**INPUT MATERIAL:**
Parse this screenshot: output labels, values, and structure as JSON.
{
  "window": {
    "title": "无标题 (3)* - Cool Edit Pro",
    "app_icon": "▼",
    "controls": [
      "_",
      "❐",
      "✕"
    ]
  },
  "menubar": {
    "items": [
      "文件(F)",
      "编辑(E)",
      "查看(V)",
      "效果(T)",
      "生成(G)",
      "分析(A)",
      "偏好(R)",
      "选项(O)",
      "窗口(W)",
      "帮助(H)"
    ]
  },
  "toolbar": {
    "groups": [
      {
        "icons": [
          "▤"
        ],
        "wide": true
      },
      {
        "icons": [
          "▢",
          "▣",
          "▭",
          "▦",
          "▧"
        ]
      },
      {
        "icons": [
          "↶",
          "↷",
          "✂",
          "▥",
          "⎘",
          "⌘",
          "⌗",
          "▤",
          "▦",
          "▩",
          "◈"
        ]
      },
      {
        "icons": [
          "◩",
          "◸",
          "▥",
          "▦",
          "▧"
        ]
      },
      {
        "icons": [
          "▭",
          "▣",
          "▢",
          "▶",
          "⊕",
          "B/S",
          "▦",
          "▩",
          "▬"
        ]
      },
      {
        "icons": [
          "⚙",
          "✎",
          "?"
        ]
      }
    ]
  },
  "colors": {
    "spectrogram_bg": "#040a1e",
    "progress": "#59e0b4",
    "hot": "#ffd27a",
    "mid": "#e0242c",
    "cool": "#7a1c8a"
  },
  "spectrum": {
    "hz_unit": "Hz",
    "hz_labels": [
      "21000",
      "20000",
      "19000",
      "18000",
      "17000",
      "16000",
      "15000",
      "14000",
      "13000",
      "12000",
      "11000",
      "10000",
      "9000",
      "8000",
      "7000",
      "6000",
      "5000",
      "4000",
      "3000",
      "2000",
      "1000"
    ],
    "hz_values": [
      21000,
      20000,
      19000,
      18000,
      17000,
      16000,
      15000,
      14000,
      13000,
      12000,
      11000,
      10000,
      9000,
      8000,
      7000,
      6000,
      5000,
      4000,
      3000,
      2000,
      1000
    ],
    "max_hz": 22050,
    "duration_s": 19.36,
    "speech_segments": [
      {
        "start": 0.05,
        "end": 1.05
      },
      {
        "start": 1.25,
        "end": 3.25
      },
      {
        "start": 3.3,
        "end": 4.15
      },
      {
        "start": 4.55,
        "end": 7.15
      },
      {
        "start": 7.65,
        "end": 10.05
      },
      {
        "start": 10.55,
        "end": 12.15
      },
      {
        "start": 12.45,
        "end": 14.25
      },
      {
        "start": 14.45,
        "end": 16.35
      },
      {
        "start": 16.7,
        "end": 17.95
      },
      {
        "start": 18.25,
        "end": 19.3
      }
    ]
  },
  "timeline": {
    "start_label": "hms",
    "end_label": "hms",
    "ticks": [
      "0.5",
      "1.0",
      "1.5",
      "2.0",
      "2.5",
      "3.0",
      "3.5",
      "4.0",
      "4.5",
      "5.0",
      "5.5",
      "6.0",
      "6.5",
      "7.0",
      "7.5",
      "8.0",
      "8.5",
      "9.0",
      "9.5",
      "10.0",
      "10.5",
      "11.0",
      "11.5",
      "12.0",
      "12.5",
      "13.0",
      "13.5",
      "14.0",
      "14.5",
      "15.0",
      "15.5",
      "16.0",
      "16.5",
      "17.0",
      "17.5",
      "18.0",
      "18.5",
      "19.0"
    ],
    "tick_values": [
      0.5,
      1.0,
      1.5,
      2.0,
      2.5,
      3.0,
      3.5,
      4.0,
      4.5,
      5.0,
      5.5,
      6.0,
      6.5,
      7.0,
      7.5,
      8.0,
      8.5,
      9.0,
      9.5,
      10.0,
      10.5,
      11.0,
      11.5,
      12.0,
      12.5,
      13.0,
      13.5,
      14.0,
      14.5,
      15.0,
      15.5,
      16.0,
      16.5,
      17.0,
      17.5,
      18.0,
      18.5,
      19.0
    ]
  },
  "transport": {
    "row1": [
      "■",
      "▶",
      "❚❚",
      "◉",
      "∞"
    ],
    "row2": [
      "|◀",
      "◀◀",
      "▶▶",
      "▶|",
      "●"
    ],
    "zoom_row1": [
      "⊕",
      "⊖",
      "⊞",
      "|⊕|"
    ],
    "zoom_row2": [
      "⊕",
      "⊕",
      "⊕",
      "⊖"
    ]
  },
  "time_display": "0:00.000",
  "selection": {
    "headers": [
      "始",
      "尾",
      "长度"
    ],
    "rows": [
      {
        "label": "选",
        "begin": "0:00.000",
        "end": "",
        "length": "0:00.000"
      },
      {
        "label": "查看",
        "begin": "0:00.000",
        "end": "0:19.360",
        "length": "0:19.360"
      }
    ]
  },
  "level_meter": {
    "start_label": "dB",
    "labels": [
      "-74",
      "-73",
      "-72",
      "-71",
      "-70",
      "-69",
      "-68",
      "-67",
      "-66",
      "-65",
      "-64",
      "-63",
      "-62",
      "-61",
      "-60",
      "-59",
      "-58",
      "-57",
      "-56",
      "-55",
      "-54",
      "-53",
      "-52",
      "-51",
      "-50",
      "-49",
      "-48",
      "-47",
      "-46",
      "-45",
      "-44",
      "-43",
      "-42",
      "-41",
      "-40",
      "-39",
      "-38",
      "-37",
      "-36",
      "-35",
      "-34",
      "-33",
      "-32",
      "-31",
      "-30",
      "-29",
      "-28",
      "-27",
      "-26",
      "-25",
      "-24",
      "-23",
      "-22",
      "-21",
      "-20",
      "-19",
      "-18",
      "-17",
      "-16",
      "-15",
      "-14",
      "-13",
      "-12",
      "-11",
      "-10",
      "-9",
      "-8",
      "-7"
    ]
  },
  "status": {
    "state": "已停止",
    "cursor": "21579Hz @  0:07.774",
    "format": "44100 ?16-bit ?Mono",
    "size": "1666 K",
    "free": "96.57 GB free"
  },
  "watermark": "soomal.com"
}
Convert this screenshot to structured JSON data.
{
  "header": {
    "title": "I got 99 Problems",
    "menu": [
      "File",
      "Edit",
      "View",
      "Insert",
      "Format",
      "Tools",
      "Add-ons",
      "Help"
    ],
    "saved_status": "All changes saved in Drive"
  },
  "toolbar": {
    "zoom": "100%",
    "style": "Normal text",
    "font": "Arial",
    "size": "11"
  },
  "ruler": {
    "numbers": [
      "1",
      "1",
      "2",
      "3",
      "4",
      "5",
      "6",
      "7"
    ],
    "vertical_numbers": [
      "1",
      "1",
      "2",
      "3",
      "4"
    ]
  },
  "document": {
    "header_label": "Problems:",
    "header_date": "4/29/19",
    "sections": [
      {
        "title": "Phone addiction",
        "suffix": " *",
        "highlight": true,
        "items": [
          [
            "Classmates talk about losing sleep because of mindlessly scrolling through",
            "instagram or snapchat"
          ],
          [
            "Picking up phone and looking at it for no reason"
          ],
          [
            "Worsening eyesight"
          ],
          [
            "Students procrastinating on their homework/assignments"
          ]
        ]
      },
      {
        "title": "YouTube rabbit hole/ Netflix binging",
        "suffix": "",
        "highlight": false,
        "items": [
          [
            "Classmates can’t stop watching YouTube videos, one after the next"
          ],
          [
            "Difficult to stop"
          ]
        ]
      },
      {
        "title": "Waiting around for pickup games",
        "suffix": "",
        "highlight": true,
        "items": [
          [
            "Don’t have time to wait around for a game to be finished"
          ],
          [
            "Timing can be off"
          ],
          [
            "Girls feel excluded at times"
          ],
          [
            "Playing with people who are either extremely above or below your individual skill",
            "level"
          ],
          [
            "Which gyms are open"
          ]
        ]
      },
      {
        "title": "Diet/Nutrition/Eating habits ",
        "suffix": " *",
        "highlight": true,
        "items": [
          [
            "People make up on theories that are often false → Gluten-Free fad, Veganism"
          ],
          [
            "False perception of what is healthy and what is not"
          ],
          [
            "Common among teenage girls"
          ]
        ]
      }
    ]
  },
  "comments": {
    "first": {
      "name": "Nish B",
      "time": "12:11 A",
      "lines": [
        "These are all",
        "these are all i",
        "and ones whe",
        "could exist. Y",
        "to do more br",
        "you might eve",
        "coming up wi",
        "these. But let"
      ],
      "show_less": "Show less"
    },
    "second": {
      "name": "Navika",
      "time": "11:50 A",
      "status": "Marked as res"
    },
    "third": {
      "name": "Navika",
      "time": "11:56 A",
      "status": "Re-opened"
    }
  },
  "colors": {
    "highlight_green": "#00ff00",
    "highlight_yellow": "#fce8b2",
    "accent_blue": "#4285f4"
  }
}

**REQUIREMENTS:**
From the entries above, list each line with "this" in it.

**TASK ANSWER:**
Parse this screenshot: output labels, values, and structure as JSON.
Convert this screenshot to structured JSON data.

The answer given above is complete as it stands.